Dataset entries on figures |
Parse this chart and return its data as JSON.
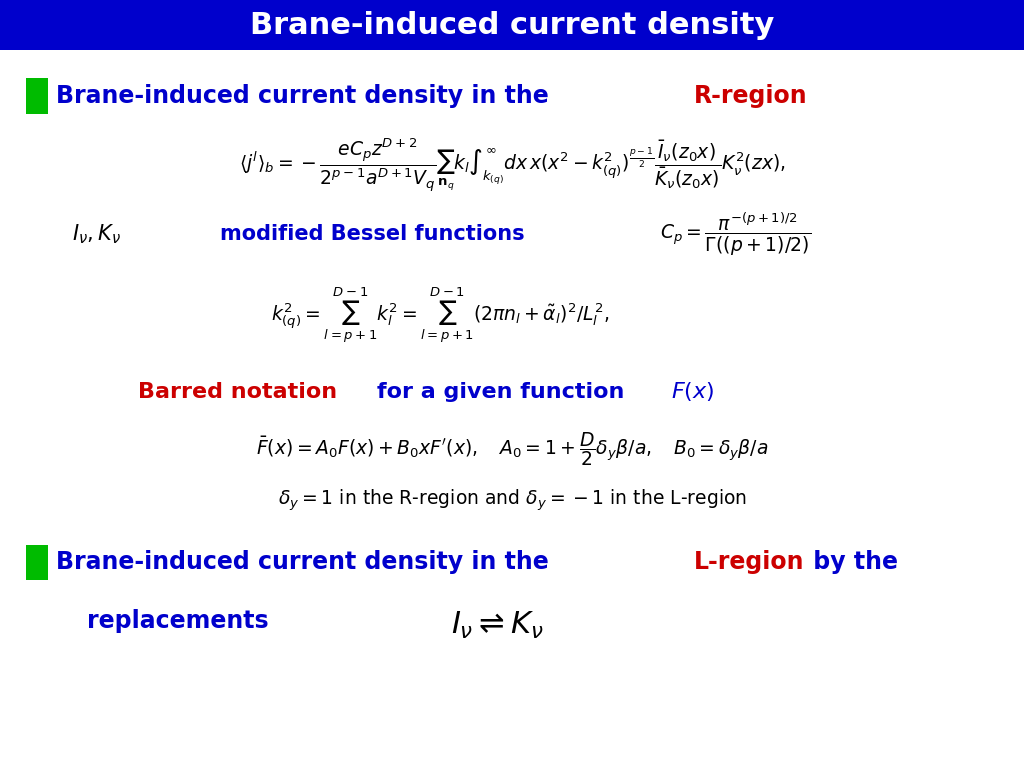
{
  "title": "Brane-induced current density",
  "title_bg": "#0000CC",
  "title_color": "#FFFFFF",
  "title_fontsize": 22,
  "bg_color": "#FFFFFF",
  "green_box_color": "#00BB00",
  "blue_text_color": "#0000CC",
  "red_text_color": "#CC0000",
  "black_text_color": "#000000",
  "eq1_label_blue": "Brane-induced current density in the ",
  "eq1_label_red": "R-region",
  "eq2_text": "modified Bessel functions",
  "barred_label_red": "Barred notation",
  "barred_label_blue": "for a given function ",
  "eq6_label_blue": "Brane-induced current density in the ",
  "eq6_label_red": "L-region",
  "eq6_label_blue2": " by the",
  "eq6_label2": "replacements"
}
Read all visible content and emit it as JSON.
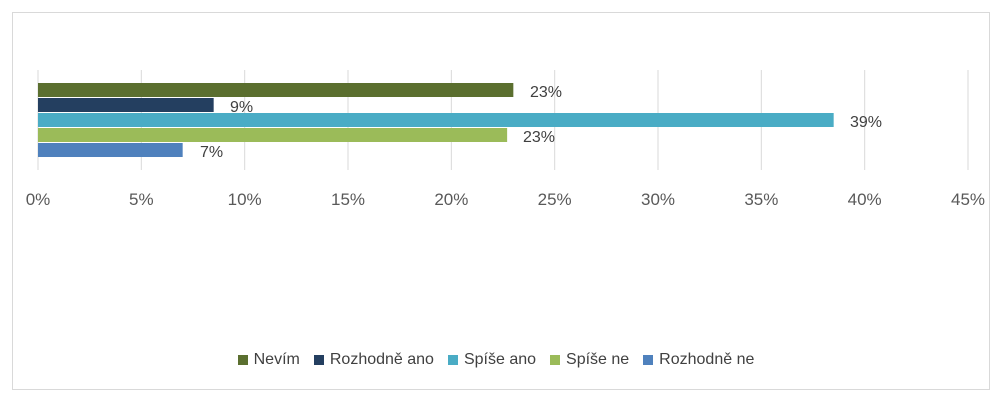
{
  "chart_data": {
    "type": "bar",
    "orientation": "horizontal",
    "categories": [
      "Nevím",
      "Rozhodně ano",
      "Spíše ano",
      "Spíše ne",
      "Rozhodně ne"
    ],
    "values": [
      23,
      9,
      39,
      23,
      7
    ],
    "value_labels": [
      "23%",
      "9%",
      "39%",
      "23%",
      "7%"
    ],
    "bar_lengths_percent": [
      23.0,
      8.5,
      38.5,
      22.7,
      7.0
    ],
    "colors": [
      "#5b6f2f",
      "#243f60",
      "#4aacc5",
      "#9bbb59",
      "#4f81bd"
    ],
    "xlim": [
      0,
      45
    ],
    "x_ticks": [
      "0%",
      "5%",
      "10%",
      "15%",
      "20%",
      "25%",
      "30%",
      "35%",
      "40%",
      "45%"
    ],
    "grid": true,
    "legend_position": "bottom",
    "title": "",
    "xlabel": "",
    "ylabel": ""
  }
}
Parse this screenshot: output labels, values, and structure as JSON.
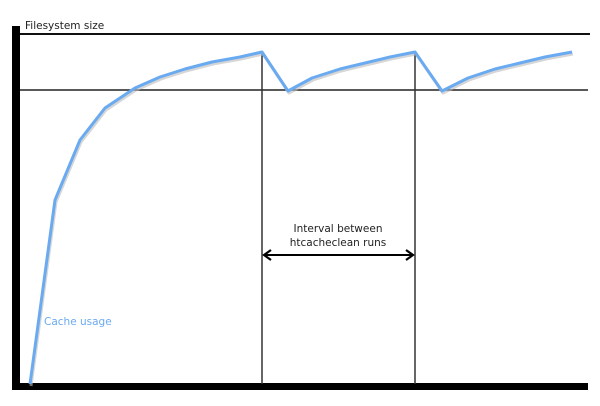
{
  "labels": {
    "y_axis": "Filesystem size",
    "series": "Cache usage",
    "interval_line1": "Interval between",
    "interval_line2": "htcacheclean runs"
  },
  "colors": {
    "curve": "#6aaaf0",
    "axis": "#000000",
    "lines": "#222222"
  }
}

YOUR INSTRUCTIONS |
Write the entries above out again exactly, but not the pictures.

ANSWER TO THIS EXERCISE |
Parse this chart and return its data as JSON.
{
  "title": "Brane-induced current density",
  "title_bg": "#0000CC",
  "title_color": "#FFFFFF",
  "title_fontsize": 22,
  "bg_color": "#FFFFFF",
  "green_box_color": "#00BB00",
  "blue_text_color": "#0000CC",
  "red_text_color": "#CC0000",
  "black_text_color": "#000000",
  "eq1_label_blue": "Brane-induced current density in the ",
  "eq1_label_red": "R-region",
  "eq2_text": "modified Bessel functions",
  "barred_label_red": "Barred notation",
  "barred_label_blue": "for a given function ",
  "eq6_label_blue": "Brane-induced current density in the ",
  "eq6_label_red": "L-region",
  "eq6_label_blue2": " by the",
  "eq6_label2": "replacements"
}
Read all visible content and emit it as JSON.
{
  "chart_data": {
    "type": "bar",
    "orientation": "horizontal",
    "categories": [
      "Nevím",
      "Rozhodně ano",
      "Spíše ano",
      "Spíše ne",
      "Rozhodně ne"
    ],
    "values": [
      23,
      9,
      39,
      23,
      7
    ],
    "value_labels": [
      "23%",
      "9%",
      "39%",
      "23%",
      "7%"
    ],
    "bar_lengths_percent": [
      23.0,
      8.5,
      38.5,
      22.7,
      7.0
    ],
    "colors": [
      "#5b6f2f",
      "#243f60",
      "#4aacc5",
      "#9bbb59",
      "#4f81bd"
    ],
    "xlim": [
      0,
      45
    ],
    "x_ticks": [
      "0%",
      "5%",
      "10%",
      "15%",
      "20%",
      "25%",
      "30%",
      "35%",
      "40%",
      "45%"
    ],
    "grid": true,
    "legend_position": "bottom",
    "title": "",
    "xlabel": "",
    "ylabel": ""
  }
}
Parse this screenshot: output labels, values, and structure as JSON.
{
  "labels": {
    "y_axis": "Filesystem size",
    "series": "Cache usage",
    "interval_line1": "Interval between",
    "interval_line2": "htcacheclean runs"
  },
  "colors": {
    "curve": "#6aaaf0",
    "axis": "#000000",
    "lines": "#222222"
  }
}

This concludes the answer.